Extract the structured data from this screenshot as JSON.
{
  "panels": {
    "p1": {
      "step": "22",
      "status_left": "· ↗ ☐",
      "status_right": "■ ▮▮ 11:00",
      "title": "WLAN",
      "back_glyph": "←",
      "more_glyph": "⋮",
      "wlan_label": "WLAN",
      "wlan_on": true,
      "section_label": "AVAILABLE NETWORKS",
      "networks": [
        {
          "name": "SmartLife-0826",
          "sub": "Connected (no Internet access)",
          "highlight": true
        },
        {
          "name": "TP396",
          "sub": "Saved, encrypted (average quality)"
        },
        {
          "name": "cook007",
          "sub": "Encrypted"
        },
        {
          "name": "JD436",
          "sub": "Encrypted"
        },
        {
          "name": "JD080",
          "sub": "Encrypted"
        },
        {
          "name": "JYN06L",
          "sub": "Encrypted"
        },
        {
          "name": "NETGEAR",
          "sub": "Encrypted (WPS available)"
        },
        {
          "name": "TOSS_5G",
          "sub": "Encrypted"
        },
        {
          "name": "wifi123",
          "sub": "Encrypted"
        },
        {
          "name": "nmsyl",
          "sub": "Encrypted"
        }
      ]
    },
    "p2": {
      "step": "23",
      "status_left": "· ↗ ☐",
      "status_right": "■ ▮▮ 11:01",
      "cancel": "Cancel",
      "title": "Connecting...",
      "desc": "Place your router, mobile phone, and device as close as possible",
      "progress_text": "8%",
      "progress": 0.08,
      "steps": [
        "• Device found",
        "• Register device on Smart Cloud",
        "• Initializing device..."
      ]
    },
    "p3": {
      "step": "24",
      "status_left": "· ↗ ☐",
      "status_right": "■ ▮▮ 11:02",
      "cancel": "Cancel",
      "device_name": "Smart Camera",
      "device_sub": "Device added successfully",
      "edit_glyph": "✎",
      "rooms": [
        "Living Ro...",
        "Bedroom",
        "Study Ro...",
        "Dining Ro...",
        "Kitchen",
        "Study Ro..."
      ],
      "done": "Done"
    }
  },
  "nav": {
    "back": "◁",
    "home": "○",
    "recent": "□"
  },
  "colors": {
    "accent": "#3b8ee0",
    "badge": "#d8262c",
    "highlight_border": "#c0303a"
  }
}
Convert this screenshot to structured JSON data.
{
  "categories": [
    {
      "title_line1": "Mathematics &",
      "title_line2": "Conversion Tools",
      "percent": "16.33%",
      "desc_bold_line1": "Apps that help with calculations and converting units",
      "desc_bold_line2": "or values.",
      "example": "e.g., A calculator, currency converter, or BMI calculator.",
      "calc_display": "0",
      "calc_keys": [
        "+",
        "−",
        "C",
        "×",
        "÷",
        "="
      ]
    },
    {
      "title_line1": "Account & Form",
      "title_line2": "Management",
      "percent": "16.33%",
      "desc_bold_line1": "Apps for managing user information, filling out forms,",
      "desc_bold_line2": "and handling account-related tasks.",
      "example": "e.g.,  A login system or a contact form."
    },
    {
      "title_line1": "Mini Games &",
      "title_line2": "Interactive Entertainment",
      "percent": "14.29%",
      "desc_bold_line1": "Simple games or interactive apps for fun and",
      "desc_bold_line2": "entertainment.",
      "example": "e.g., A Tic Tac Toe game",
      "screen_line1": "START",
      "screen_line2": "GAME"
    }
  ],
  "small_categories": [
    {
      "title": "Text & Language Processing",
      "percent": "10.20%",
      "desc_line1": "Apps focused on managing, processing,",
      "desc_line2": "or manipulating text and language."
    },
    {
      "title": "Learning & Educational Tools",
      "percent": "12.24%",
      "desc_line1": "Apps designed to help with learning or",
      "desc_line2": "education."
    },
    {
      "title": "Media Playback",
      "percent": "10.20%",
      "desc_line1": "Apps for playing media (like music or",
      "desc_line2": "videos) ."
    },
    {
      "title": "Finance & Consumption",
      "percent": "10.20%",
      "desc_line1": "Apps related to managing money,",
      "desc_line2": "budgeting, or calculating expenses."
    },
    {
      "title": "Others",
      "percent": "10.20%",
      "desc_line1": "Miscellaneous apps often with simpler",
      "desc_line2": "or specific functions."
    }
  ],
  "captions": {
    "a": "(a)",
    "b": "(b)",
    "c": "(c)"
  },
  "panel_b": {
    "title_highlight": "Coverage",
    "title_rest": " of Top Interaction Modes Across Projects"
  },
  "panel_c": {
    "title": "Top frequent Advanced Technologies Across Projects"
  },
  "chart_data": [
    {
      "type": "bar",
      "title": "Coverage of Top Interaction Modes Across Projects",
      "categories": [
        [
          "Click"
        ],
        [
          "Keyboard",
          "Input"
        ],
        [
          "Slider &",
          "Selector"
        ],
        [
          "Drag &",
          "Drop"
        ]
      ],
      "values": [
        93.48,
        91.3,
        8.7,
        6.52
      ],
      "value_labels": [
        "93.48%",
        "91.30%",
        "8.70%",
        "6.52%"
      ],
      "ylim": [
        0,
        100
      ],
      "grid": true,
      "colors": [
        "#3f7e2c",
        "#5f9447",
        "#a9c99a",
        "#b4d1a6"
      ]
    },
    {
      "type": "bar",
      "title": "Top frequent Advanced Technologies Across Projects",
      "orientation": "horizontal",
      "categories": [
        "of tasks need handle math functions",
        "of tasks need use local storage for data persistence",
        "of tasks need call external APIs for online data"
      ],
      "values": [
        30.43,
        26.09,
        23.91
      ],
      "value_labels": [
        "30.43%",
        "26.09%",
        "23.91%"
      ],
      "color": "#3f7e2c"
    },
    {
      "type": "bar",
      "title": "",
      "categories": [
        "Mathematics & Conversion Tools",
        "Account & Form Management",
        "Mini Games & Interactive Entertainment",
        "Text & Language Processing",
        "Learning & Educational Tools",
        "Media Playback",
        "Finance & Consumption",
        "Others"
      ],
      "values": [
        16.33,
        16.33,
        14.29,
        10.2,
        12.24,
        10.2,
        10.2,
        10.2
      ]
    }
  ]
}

○ ○ ○

Return the entries above exactly, each one complete.

Extract the structured data from this screenshot as JSON.
{
  "panels": {
    "p1": {
      "step": "22",
      "status_left": "· ↗ ☐",
      "status_right": "■ ▮▮ 11:00",
      "title": "WLAN",
      "back_glyph": "←",
      "more_glyph": "⋮",
      "wlan_label": "WLAN",
      "wlan_on": true,
      "section_label": "AVAILABLE NETWORKS",
      "networks": [
        {
          "name": "SmartLife-0826",
          "sub": "Connected (no Internet access)",
          "highlight": true
        },
        {
          "name": "TP396",
          "sub": "Saved, encrypted (average quality)"
        },
        {
          "name": "cook007",
          "sub": "Encrypted"
        },
        {
          "name": "JD436",
          "sub": "Encrypted"
        },
        {
          "name": "JD080",
          "sub": "Encrypted"
        },
        {
          "name": "JYN06L",
          "sub": "Encrypted"
        },
        {
          "name": "NETGEAR",
          "sub": "Encrypted (WPS available)"
        },
        {
          "name": "TOSS_5G",
          "sub": "Encrypted"
        },
        {
          "name": "wifi123",
          "sub": "Encrypted"
        },
        {
          "name": "nmsyl",
          "sub": "Encrypted"
        }
      ]
    },
    "p2": {
      "step": "23",
      "status_left": "· ↗ ☐",
      "status_right": "■ ▮▮ 11:01",
      "cancel": "Cancel",
      "title": "Connecting...",
      "desc": "Place your router, mobile phone, and device as close as possible",
      "progress_text": "8%",
      "progress": 0.08,
      "steps": [
        "• Device found",
        "• Register device on Smart Cloud",
        "• Initializing device..."
      ]
    },
    "p3": {
      "step": "24",
      "status_left": "· ↗ ☐",
      "status_right": "■ ▮▮ 11:02",
      "cancel": "Cancel",
      "device_name": "Smart Camera",
      "device_sub": "Device added successfully",
      "edit_glyph": "✎",
      "rooms": [
        "Living Ro...",
        "Bedroom",
        "Study Ro...",
        "Dining Ro...",
        "Kitchen",
        "Study Ro..."
      ],
      "done": "Done"
    }
  },
  "nav": {
    "back": "◁",
    "home": "○",
    "recent": "□"
  },
  "colors": {
    "accent": "#3b8ee0",
    "badge": "#d8262c",
    "highlight_border": "#c0303a"
  }
}
Convert this screenshot to structured JSON data.
{
  "categories": [
    {
      "title_line1": "Mathematics &",
      "title_line2": "Conversion Tools",
      "percent": "16.33%",
      "desc_bold_line1": "Apps that help with calculations and converting units",
      "desc_bold_line2": "or values.",
      "example": "e.g., A calculator, currency converter, or BMI calculator.",
      "calc_display": "0",
      "calc_keys": [
        "+",
        "−",
        "C",
        "×",
        "÷",
        "="
      ]
    },
    {
      "title_line1": "Account & Form",
      "title_line2": "Management",
      "percent": "16.33%",
      "desc_bold_line1": "Apps for managing user information, filling out forms,",
      "desc_bold_line2": "and handling account-related tasks.",
      "example": "e.g.,  A login system or a contact form."
    },
    {
      "title_line1": "Mini Games &",
      "title_line2": "Interactive Entertainment",
      "percent": "14.29%",
      "desc_bold_line1": "Simple games or interactive apps for fun and",
      "desc_bold_line2": "entertainment.",
      "example": "e.g., A Tic Tac Toe game",
      "screen_line1": "START",
      "screen_line2": "GAME"
    }
  ],
  "small_categories": [
    {
      "title": "Text & Language Processing",
      "percent": "10.20%",
      "desc_line1": "Apps focused on managing, processing,",
      "desc_line2": "or manipulating text and language."
    },
    {
      "title": "Learning & Educational Tools",
      "percent": "12.24%",
      "desc_line1": "Apps designed to help with learning or",
      "desc_line2": "education."
    },
    {
      "title": "Media Playback",
      "percent": "10.20%",
      "desc_line1": "Apps for playing media (like music or",
      "desc_line2": "videos) ."
    },
    {
      "title": "Finance & Consumption",
      "percent": "10.20%",
      "desc_line1": "Apps related to managing money,",
      "desc_line2": "budgeting, or calculating expenses."
    },
    {
      "title": "Others",
      "percent": "10.20%",
      "desc_line1": "Miscellaneous apps often with simpler",
      "desc_line2": "or specific functions."
    }
  ],
  "captions": {
    "a": "(a)",
    "b": "(b)",
    "c": "(c)"
  },
  "panel_b": {
    "title_highlight": "Coverage",
    "title_rest": " of Top Interaction Modes Across Projects"
  },
  "panel_c": {
    "title": "Top frequent Advanced Technologies Across Projects"
  },
  "chart_data": [
    {
      "type": "bar",
      "title": "Coverage of Top Interaction Modes Across Projects",
      "categories": [
        [
          "Click"
        ],
        [
          "Keyboard",
          "Input"
        ],
        [
          "Slider &",
          "Selector"
        ],
        [
          "Drag &",
          "Drop"
        ]
      ],
      "values": [
        93.48,
        91.3,
        8.7,
        6.52
      ],
      "value_labels": [
        "93.48%",
        "91.30%",
        "8.70%",
        "6.52%"
      ],
      "ylim": [
        0,
        100
      ],
      "grid": true,
      "colors": [
        "#3f7e2c",
        "#5f9447",
        "#a9c99a",
        "#b4d1a6"
      ]
    },
    {
      "type": "bar",
      "title": "Top frequent Advanced Technologies Across Projects",
      "orientation": "horizontal",
      "categories": [
        "of tasks need handle math functions",
        "of tasks need use local storage for data persistence",
        "of tasks need call external APIs for online data"
      ],
      "values": [
        30.43,
        26.09,
        23.91
      ],
      "value_labels": [
        "30.43%",
        "26.09%",
        "23.91%"
      ],
      "color": "#3f7e2c"
    },
    {
      "type": "bar",
      "title": "",
      "categories": [
        "Mathematics & Conversion Tools",
        "Account & Form Management",
        "Mini Games & Interactive Entertainment",
        "Text & Language Processing",
        "Learning & Educational Tools",
        "Media Playback",
        "Finance & Consumption",
        "Others"
      ],
      "values": [
        16.33,
        16.33,
        14.29,
        10.2,
        12.24,
        10.2,
        10.2,
        10.2
      ]
    }
  ]
}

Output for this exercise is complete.